[Start Data provided]

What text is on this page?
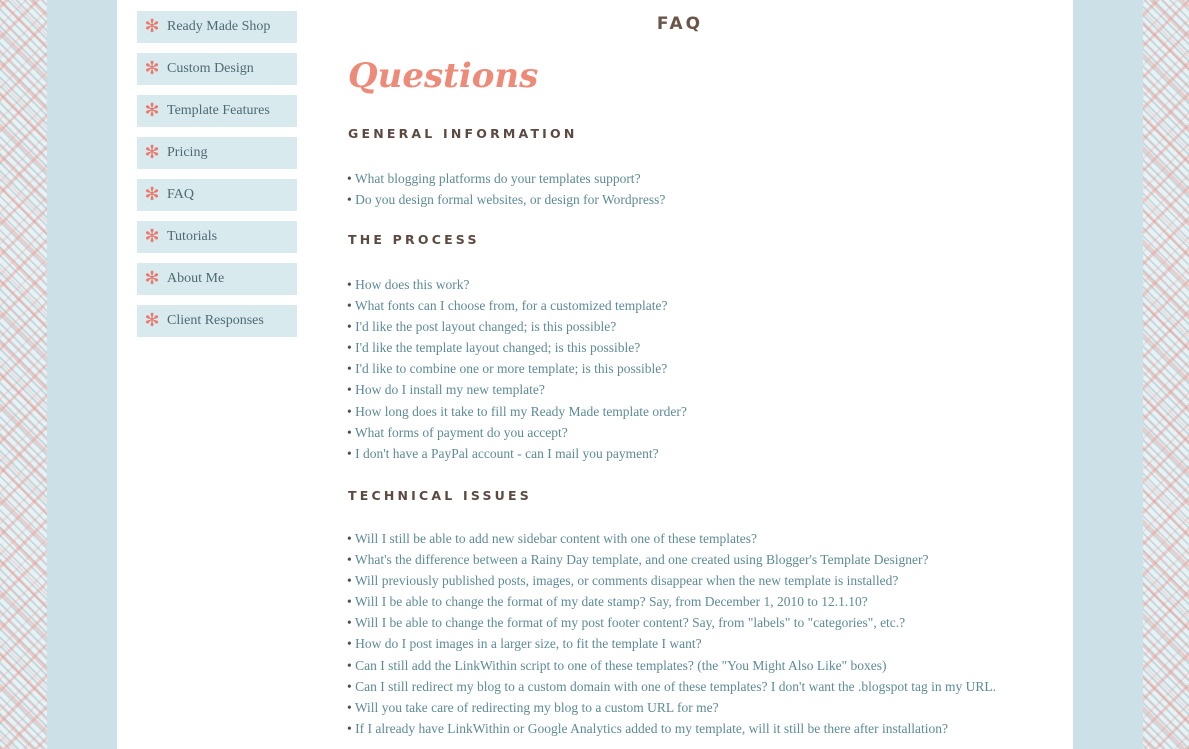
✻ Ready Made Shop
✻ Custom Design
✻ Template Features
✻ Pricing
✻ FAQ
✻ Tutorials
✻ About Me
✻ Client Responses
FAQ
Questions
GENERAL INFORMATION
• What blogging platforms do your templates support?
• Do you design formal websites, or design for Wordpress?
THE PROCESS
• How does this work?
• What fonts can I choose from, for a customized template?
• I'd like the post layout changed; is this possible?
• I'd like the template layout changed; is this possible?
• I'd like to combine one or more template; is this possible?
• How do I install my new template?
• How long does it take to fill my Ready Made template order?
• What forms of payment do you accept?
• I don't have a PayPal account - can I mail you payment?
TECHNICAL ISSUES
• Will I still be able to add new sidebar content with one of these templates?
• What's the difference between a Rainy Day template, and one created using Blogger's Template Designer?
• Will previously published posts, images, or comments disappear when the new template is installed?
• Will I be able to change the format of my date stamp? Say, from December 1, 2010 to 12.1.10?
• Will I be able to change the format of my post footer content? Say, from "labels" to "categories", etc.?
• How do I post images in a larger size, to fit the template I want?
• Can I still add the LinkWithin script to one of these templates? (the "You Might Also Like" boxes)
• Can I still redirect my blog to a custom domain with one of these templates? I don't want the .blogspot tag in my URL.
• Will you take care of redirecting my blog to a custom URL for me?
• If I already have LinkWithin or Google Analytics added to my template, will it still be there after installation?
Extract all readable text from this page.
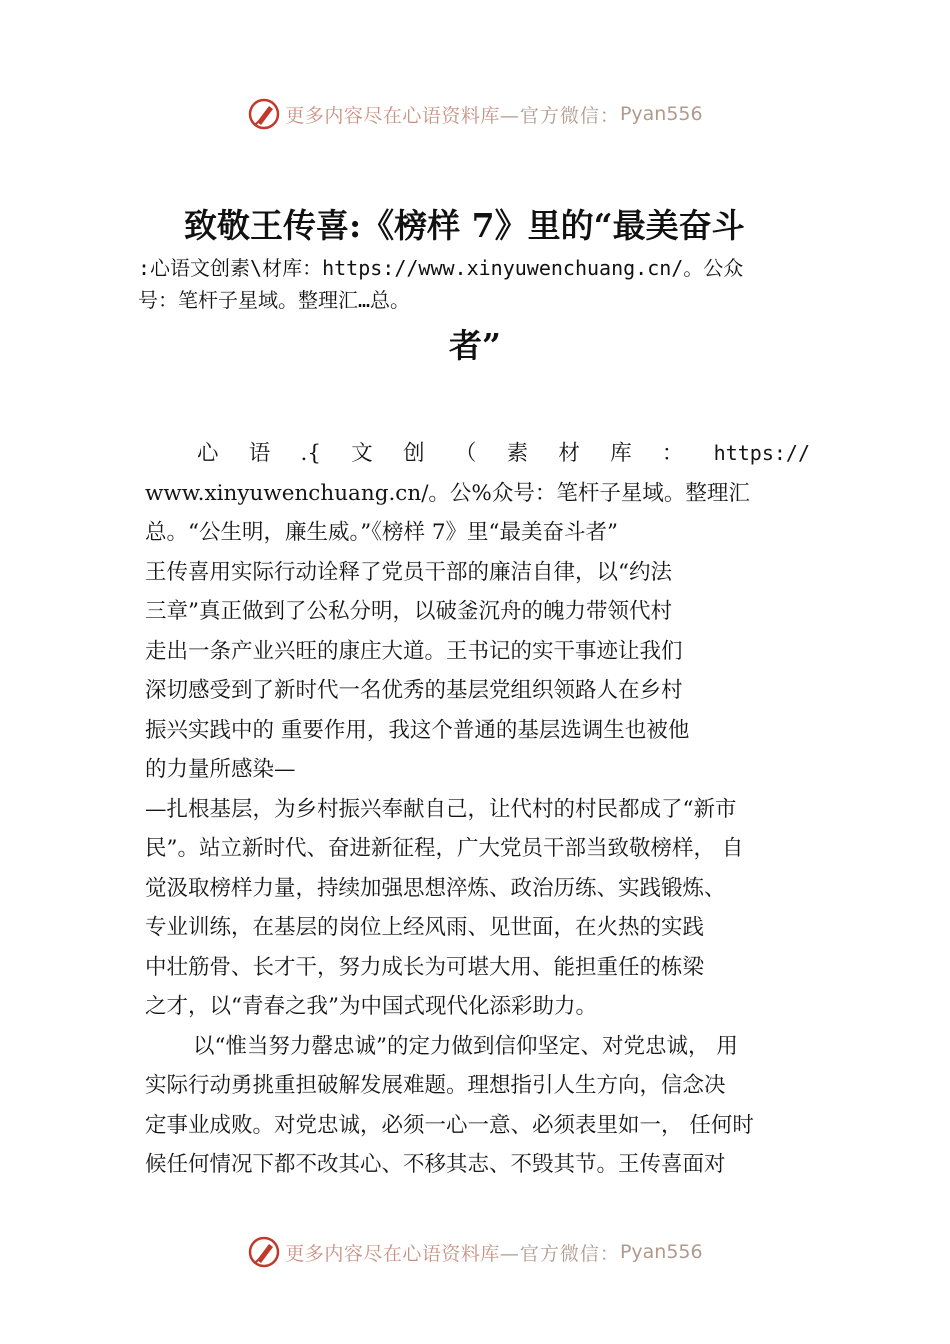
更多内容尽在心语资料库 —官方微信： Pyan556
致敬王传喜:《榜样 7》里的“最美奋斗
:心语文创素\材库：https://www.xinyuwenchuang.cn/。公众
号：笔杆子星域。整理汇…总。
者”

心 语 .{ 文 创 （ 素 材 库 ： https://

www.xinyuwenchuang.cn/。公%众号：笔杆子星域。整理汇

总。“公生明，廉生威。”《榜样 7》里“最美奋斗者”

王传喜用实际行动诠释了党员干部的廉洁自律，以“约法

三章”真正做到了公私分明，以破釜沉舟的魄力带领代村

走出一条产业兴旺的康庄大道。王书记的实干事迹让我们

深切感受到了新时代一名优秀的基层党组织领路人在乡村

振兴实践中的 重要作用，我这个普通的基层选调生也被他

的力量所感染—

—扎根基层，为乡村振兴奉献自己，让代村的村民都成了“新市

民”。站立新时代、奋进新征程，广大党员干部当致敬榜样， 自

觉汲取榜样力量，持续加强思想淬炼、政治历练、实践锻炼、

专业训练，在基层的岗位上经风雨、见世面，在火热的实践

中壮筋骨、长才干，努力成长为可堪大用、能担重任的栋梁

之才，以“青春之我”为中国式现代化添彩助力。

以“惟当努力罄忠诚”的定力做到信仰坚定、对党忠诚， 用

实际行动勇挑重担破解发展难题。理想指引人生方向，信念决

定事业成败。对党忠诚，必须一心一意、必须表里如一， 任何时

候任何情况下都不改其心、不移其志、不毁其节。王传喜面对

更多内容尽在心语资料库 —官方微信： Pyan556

[End Data provided]

→ **Problem description**: Return all lines of the material above in which the word "What" occurs.

→ **Finished exercise**:
What text is on this page?
• What blogging platforms do your templates support?
• What fonts can I choose from, for a customized template?
• What forms of payment do you accept?
• What's the difference between a Rainy Day template, and one created using Blogger's Template Designer?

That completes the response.